### DIRECTIONS
Print every line of the listing exactly, please.

Data entries for graphics:
——

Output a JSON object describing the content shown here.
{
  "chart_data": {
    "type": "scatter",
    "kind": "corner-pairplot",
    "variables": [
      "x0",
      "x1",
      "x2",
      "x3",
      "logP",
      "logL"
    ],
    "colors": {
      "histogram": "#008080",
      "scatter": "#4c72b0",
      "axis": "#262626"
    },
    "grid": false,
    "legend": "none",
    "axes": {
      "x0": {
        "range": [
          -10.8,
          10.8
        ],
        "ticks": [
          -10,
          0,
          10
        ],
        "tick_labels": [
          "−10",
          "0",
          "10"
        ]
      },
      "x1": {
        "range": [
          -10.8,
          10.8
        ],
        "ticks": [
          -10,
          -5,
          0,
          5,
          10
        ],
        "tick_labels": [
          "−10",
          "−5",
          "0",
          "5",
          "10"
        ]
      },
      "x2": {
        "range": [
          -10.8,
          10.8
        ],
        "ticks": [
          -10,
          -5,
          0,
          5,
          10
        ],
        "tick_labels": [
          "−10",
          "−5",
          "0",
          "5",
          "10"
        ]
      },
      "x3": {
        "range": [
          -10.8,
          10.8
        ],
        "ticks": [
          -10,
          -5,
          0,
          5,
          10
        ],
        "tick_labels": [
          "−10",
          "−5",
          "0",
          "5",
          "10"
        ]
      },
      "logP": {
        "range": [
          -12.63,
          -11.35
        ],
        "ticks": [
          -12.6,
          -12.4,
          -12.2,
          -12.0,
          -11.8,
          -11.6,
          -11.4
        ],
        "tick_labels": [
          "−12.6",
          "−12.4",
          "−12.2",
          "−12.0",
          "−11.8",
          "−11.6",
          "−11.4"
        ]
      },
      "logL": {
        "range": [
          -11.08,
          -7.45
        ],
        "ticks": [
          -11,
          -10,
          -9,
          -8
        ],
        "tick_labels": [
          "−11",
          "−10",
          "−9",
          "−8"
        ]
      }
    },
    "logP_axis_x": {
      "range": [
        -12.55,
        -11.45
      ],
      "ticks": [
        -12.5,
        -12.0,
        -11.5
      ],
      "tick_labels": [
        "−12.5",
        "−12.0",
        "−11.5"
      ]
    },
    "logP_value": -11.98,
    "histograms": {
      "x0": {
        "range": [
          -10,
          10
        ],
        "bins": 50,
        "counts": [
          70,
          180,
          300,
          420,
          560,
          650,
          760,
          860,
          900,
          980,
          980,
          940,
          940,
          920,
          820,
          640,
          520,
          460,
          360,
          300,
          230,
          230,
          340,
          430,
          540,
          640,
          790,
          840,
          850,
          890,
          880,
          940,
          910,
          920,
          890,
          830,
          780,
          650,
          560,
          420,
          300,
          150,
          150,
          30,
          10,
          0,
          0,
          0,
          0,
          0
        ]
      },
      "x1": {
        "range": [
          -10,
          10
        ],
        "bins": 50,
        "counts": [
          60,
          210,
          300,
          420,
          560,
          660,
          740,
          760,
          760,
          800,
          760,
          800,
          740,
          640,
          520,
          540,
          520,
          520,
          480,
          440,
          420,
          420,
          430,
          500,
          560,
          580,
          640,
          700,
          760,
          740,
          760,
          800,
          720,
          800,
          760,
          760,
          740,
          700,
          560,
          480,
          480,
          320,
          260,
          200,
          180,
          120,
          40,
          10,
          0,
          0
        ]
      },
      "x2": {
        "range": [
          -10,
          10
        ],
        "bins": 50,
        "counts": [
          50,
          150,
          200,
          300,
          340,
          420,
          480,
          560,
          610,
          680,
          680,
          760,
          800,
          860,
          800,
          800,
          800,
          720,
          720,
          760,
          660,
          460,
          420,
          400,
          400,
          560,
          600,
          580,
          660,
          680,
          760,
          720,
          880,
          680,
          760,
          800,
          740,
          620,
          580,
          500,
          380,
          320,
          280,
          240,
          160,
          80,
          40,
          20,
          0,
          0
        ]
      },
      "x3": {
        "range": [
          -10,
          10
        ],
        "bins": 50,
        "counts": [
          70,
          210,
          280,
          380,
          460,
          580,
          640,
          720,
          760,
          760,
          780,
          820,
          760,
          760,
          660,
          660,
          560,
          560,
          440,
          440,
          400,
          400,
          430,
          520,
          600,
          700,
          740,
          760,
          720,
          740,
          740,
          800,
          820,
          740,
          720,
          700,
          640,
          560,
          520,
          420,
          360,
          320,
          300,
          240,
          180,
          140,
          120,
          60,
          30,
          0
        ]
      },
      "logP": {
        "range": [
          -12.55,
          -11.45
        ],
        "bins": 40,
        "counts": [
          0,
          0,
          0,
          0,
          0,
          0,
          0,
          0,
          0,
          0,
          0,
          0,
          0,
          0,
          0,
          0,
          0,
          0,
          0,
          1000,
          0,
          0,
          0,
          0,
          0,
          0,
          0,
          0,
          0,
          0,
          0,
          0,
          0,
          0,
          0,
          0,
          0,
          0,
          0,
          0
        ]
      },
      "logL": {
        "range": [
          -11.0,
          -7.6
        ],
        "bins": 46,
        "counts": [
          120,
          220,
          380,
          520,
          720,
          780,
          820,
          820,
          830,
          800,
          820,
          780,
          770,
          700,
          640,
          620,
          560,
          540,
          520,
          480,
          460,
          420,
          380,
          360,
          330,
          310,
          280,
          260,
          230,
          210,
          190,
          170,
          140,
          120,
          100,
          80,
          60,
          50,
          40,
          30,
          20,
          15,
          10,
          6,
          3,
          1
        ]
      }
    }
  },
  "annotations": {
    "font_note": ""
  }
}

——

### SOLUTION TO THIS EXERCISE
Output a JSON object describing the content shown here.
{
  "chart_data": {
    "type": "scatter",
    "kind": "corner-pairplot",
    "variables": [
      "x0",
      "x1",
      "x2",
      "x3",
      "logP",
      "logL"
    ],
    "colors": {
      "histogram": "#008080",
      "scatter": "#4c72b0",
      "axis": "#262626"
    },
    "grid": false,
    "legend": "none",
    "axes": {
      "x0": {
        "range": [
          -10.8,
          10.8
        ],
        "ticks": [
          -10,
          0,
          10
        ],
        "tick_labels": [
          "−10",
          "0",
          "10"
        ]
      },
      "x1": {
        "range": [
          -10.8,
          10.8
        ],
        "ticks": [
          -10,
          -5,
          0,
          5,
          10
        ],
        "tick_labels": [
          "−10",
          "−5",
          "0",
          "5",
          "10"
        ]
      },
      "x2": {
        "range": [
          -10.8,
          10.8
        ],
        "ticks": [
          -10,
          -5,
          0,
          5,
          10
        ],
        "tick_labels": [
          "−10",
          "−5",
          "0",
          "5",
          "10"
        ]
      },
      "x3": {
        "range": [
          -10.8,
          10.8
        ],
        "ticks": [
          -10,
          -5,
          0,
          5,
          10
        ],
        "tick_labels": [
          "−10",
          "−5",
          "0",
          "5",
          "10"
        ]
      },
      "logP": {
        "range": [
          -12.63,
          -11.35
        ],
        "ticks": [
          -12.6,
          -12.4,
          -12.2,
          -12.0,
          -11.8,
          -11.6,
          -11.4
        ],
        "tick_labels": [
          "−12.6",
          "−12.4",
          "−12.2",
          "−12.0",
          "−11.8",
          "−11.6",
          "−11.4"
        ]
      },
      "logL": {
        "range": [
          -11.08,
          -7.45
        ],
        "ticks": [
          -11,
          -10,
          -9,
          -8
        ],
        "tick_labels": [
          "−11",
          "−10",
          "−9",
          "−8"
        ]
      }
    },
    "logP_axis_x": {
      "range": [
        -12.55,
        -11.45
      ],
      "ticks": [
        -12.5,
        -12.0,
        -11.5
      ],
      "tick_labels": [
        "−12.5",
        "−12.0",
        "−11.5"
      ]
    },
    "logP_value": -11.98,
    "histograms": {
      "x0": {
        "range": [
          -10,
          10
        ],
        "bins": 50,
        "counts": [
          70,
          180,
          300,
          420,
          560,
          650,
          760,
          860,
          900,
          980,
          980,
          940,
          940,
          920,
          820,
          640,
          520,
          460,
          360,
          300,
          230,
          230,
          340,
          430,
          540,
          640,
          790,
          840,
          850,
          890,
          880,
          940,
          910,
          920,
          890,
          830,
          780,
          650,
          560,
          420,
          300,
          150,
          150,
          30,
          10,
          0,
          0,
          0,
          0,
          0
        ]
      },
      "x1": {
        "range": [
          -10,
          10
        ],
        "bins": 50,
        "counts": [
          60,
          210,
          300,
          420,
          560,
          660,
          740,
          760,
          760,
          800,
          760,
          800,
          740,
          640,
          520,
          540,
          520,
          520,
          480,
          440,
          420,
          420,
          430,
          500,
          560,
          580,
          640,
          700,
          760,
          740,
          760,
          800,
          720,
          800,
          760,
          760,
          740,
          700,
          560,
          480,
          480,
          320,
          260,
          200,
          180,
          120,
          40,
          10,
          0,
          0
        ]
      },
      "x2": {
        "range": [
          -10,
          10
        ],
        "bins": 50,
        "counts": [
          50,
          150,
          200,
          300,
          340,
          420,
          480,
          560,
          610,
          680,
          680,
          760,
          800,
          860,
          800,
          800,
          800,
          720,
          720,
          760,
          660,
          460,
          420,
          400,
          400,
          560,
          600,
          580,
          660,
          680,
          760,
          720,
          880,
          680,
          760,
          800,
          740,
          620,
          580,
          500,
          380,
          320,
          280,
          240,
          160,
          80,
          40,
          20,
          0,
          0
        ]
      },
      "x3": {
        "range": [
          -10,
          10
        ],
        "bins": 50,
        "counts": [
          70,
          210,
          280,
          380,
          460,
          580,
          640,
          720,
          760,
          760,
          780,
          820,
          760,
          760,
          660,
          660,
          560,
          560,
          440,
          440,
          400,
          400,
          430,
          520,
          600,
          700,
          740,
          760,
          720,
          740,
          740,
          800,
          820,
          740,
          720,
          700,
          640,
          560,
          520,
          420,
          360,
          320,
          300,
          240,
          180,
          140,
          120,
          60,
          30,
          0
        ]
      },
      "logP": {
        "range": [
          -12.55,
          -11.45
        ],
        "bins": 40,
        "counts": [
          0,
          0,
          0,
          0,
          0,
          0,
          0,
          0,
          0,
          0,
          0,
          0,
          0,
          0,
          0,
          0,
          0,
          0,
          0,
          1000,
          0,
          0,
          0,
          0,
          0,
          0,
          0,
          0,
          0,
          0,
          0,
          0,
          0,
          0,
          0,
          0,
          0,
          0,
          0,
          0
        ]
      },
      "logL": {
        "range": [
          -11.0,
          -7.6
        ],
        "bins": 46,
        "counts": [
          120,
          220,
          380,
          520,
          720,
          780,
          820,
          820,
          830,
          800,
          820,
          780,
          770,
          700,
          640,
          620,
          560,
          540,
          520,
          480,
          460,
          420,
          380,
          360,
          330,
          310,
          280,
          260,
          230,
          210,
          190,
          170,
          140,
          120,
          100,
          80,
          60,
          50,
          40,
          30,
          20,
          15,
          10,
          6,
          3,
          1
        ]
      }
    }
  },
  "annotations": {
    "font_note": ""
  }
}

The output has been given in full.